Dataset rows about figures
***

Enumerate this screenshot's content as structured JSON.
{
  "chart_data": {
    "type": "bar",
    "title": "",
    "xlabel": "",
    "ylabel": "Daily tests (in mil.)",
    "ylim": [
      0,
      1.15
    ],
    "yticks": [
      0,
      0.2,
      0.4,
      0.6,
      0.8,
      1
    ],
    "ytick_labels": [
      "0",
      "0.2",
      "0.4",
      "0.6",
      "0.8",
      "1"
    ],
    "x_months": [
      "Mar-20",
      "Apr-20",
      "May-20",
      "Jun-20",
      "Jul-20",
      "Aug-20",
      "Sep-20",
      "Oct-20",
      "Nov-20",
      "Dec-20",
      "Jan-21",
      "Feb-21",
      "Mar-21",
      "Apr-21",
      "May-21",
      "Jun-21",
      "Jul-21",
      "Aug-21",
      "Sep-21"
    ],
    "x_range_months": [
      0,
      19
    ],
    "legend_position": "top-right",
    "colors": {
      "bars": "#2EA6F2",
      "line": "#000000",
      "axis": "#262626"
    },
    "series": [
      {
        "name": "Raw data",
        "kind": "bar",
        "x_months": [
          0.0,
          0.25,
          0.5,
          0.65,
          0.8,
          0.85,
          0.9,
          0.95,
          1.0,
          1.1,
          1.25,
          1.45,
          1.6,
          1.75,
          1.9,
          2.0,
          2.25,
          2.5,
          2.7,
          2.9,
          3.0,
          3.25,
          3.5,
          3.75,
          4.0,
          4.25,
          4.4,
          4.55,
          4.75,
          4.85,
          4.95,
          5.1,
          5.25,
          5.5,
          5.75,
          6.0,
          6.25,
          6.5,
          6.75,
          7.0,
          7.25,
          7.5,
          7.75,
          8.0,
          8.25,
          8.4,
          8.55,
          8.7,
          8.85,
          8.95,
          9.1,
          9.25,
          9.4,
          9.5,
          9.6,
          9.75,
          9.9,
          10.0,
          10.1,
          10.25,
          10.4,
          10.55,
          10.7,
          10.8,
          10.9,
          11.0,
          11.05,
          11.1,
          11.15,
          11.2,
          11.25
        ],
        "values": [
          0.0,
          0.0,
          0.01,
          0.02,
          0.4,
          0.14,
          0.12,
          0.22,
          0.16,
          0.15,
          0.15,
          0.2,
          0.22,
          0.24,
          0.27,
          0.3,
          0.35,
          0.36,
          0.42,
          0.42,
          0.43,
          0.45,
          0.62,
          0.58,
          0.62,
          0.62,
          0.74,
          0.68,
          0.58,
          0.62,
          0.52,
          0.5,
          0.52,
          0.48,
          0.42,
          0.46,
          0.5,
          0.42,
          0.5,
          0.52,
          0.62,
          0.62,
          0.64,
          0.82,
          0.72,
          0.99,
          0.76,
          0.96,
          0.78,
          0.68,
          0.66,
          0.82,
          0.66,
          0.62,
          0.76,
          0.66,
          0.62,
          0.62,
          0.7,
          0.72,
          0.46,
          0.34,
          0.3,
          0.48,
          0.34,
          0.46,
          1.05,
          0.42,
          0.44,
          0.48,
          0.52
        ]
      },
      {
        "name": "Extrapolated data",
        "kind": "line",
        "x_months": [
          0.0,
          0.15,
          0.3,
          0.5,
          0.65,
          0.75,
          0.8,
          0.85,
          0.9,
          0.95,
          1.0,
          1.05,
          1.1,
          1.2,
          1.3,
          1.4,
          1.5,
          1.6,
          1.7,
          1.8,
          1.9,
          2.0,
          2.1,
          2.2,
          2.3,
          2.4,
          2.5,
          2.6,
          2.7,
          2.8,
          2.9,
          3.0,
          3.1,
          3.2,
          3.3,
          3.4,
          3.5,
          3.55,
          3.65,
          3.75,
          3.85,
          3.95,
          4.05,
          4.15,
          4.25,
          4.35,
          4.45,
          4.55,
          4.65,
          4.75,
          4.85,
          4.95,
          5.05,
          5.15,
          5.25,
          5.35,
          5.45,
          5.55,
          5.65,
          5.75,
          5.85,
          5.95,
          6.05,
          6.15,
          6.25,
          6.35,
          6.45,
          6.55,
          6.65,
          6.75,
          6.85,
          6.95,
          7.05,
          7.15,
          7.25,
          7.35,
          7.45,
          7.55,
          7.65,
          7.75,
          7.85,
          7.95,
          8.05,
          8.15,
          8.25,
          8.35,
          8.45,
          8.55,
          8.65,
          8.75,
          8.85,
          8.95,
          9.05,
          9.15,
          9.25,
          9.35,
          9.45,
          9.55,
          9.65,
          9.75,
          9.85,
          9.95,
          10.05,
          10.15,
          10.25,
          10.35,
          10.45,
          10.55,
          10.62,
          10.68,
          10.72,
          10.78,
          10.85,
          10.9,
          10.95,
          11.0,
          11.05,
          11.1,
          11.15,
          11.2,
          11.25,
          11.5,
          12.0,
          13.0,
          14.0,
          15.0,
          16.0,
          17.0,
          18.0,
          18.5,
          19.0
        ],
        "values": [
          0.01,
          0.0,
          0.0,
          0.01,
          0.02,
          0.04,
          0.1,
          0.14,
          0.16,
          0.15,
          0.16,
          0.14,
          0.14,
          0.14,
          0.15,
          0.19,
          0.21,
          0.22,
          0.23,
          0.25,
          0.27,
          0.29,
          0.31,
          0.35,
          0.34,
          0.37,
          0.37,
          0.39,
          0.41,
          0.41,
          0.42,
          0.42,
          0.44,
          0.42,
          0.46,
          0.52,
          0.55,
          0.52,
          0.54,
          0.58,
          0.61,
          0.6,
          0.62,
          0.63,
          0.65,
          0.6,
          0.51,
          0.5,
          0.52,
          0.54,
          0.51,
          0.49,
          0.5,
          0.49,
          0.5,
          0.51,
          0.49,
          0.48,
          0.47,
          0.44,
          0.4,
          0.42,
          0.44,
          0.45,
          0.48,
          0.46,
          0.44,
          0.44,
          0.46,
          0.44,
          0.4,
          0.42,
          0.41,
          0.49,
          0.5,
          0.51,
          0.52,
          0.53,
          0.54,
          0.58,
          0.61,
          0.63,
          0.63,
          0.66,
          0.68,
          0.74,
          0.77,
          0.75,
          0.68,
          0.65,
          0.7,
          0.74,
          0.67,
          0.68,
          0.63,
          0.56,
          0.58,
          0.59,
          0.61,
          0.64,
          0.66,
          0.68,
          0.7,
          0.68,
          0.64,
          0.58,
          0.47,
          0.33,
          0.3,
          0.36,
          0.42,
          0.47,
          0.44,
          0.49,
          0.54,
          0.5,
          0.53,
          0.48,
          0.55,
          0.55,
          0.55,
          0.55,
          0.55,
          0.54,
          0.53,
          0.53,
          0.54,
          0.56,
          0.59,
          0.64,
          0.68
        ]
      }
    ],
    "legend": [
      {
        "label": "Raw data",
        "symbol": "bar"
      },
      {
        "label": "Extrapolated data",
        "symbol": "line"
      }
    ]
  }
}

***

What is expected: Reproduce the whole listing word for word.

Full response:
Enumerate this screenshot's content as structured JSON.
{
  "chart_data": {
    "type": "bar",
    "title": "",
    "xlabel": "",
    "ylabel": "Daily tests (in mil.)",
    "ylim": [
      0,
      1.15
    ],
    "yticks": [
      0,
      0.2,
      0.4,
      0.6,
      0.8,
      1
    ],
    "ytick_labels": [
      "0",
      "0.2",
      "0.4",
      "0.6",
      "0.8",
      "1"
    ],
    "x_months": [
      "Mar-20",
      "Apr-20",
      "May-20",
      "Jun-20",
      "Jul-20",
      "Aug-20",
      "Sep-20",
      "Oct-20",
      "Nov-20",
      "Dec-20",
      "Jan-21",
      "Feb-21",
      "Mar-21",
      "Apr-21",
      "May-21",
      "Jun-21",
      "Jul-21",
      "Aug-21",
      "Sep-21"
    ],
    "x_range_months": [
      0,
      19
    ],
    "legend_position": "top-right",
    "colors": {
      "bars": "#2EA6F2",
      "line": "#000000",
      "axis": "#262626"
    },
    "series": [
      {
        "name": "Raw data",
        "kind": "bar",
        "x_months": [
          0.0,
          0.25,
          0.5,
          0.65,
          0.8,
          0.85,
          0.9,
          0.95,
          1.0,
          1.1,
          1.25,
          1.45,
          1.6,
          1.75,
          1.9,
          2.0,
          2.25,
          2.5,
          2.7,
          2.9,
          3.0,
          3.25,
          3.5,
          3.75,
          4.0,
          4.25,
          4.4,
          4.55,
          4.75,
          4.85,
          4.95,
          5.1,
          5.25,
          5.5,
          5.75,
          6.0,
          6.25,
          6.5,
          6.75,
          7.0,
          7.25,
          7.5,
          7.75,
          8.0,
          8.25,
          8.4,
          8.55,
          8.7,
          8.85,
          8.95,
          9.1,
          9.25,
          9.4,
          9.5,
          9.6,
          9.75,
          9.9,
          10.0,
          10.1,
          10.25,
          10.4,
          10.55,
          10.7,
          10.8,
          10.9,
          11.0,
          11.05,
          11.1,
          11.15,
          11.2,
          11.25
        ],
        "values": [
          0.0,
          0.0,
          0.01,
          0.02,
          0.4,
          0.14,
          0.12,
          0.22,
          0.16,
          0.15,
          0.15,
          0.2,
          0.22,
          0.24,
          0.27,
          0.3,
          0.35,
          0.36,
          0.42,
          0.42,
          0.43,
          0.45,
          0.62,
          0.58,
          0.62,
          0.62,
          0.74,
          0.68,
          0.58,
          0.62,
          0.52,
          0.5,
          0.52,
          0.48,
          0.42,
          0.46,
          0.5,
          0.42,
          0.5,
          0.52,
          0.62,
          0.62,
          0.64,
          0.82,
          0.72,
          0.99,
          0.76,
          0.96,
          0.78,
          0.68,
          0.66,
          0.82,
          0.66,
          0.62,
          0.76,
          0.66,
          0.62,
          0.62,
          0.7,
          0.72,
          0.46,
          0.34,
          0.3,
          0.48,
          0.34,
          0.46,
          1.05,
          0.42,
          0.44,
          0.48,
          0.52
        ]
      },
      {
        "name": "Extrapolated data",
        "kind": "line",
        "x_months": [
          0.0,
          0.15,
          0.3,
          0.5,
          0.65,
          0.75,
          0.8,
          0.85,
          0.9,
          0.95,
          1.0,
          1.05,
          1.1,
          1.2,
          1.3,
          1.4,
          1.5,
          1.6,
          1.7,
          1.8,
          1.9,
          2.0,
          2.1,
          2.2,
          2.3,
          2.4,
          2.5,
          2.6,
          2.7,
          2.8,
          2.9,
          3.0,
          3.1,
          3.2,
          3.3,
          3.4,
          3.5,
          3.55,
          3.65,
          3.75,
          3.85,
          3.95,
          4.05,
          4.15,
          4.25,
          4.35,
          4.45,
          4.55,
          4.65,
          4.75,
          4.85,
          4.95,
          5.05,
          5.15,
          5.25,
          5.35,
          5.45,
          5.55,
          5.65,
          5.75,
          5.85,
          5.95,
          6.05,
          6.15,
          6.25,
          6.35,
          6.45,
          6.55,
          6.65,
          6.75,
          6.85,
          6.95,
          7.05,
          7.15,
          7.25,
          7.35,
          7.45,
          7.55,
          7.65,
          7.75,
          7.85,
          7.95,
          8.05,
          8.15,
          8.25,
          8.35,
          8.45,
          8.55,
          8.65,
          8.75,
          8.85,
          8.95,
          9.05,
          9.15,
          9.25,
          9.35,
          9.45,
          9.55,
          9.65,
          9.75,
          9.85,
          9.95,
          10.05,
          10.15,
          10.25,
          10.35,
          10.45,
          10.55,
          10.62,
          10.68,
          10.72,
          10.78,
          10.85,
          10.9,
          10.95,
          11.0,
          11.05,
          11.1,
          11.15,
          11.2,
          11.25,
          11.5,
          12.0,
          13.0,
          14.0,
          15.0,
          16.0,
          17.0,
          18.0,
          18.5,
          19.0
        ],
        "values": [
          0.01,
          0.0,
          0.0,
          0.01,
          0.02,
          0.04,
          0.1,
          0.14,
          0.16,
          0.15,
          0.16,
          0.14,
          0.14,
          0.14,
          0.15,
          0.19,
          0.21,
          0.22,
          0.23,
          0.25,
          0.27,
          0.29,
          0.31,
          0.35,
          0.34,
          0.37,
          0.37,
          0.39,
          0.41,
          0.41,
          0.42,
          0.42,
          0.44,
          0.42,
          0.46,
          0.52,
          0.55,
          0.52,
          0.54,
          0.58,
          0.61,
          0.6,
          0.62,
          0.63,
          0.65,
          0.6,
          0.51,
          0.5,
          0.52,
          0.54,
          0.51,
          0.49,
          0.5,
          0.49,
          0.5,
          0.51,
          0.49,
          0.48,
          0.47,
          0.44,
          0.4,
          0.42,
          0.44,
          0.45,
          0.48,
          0.46,
          0.44,
          0.44,
          0.46,
          0.44,
          0.4,
          0.42,
          0.41,
          0.49,
          0.5,
          0.51,
          0.52,
          0.53,
          0.54,
          0.58,
          0.61,
          0.63,
          0.63,
          0.66,
          0.68,
          0.74,
          0.77,
          0.75,
          0.68,
          0.65,
          0.7,
          0.74,
          0.67,
          0.68,
          0.63,
          0.56,
          0.58,
          0.59,
          0.61,
          0.64,
          0.66,
          0.68,
          0.7,
          0.68,
          0.64,
          0.58,
          0.47,
          0.33,
          0.3,
          0.36,
          0.42,
          0.47,
          0.44,
          0.49,
          0.54,
          0.5,
          0.53,
          0.48,
          0.55,
          0.55,
          0.55,
          0.55,
          0.55,
          0.54,
          0.53,
          0.53,
          0.54,
          0.56,
          0.59,
          0.64,
          0.68
        ]
      }
    ],
    "legend": [
      {
        "label": "Raw data",
        "symbol": "bar"
      },
      {
        "label": "Extrapolated data",
        "symbol": "line"
      }
    ]
  }
}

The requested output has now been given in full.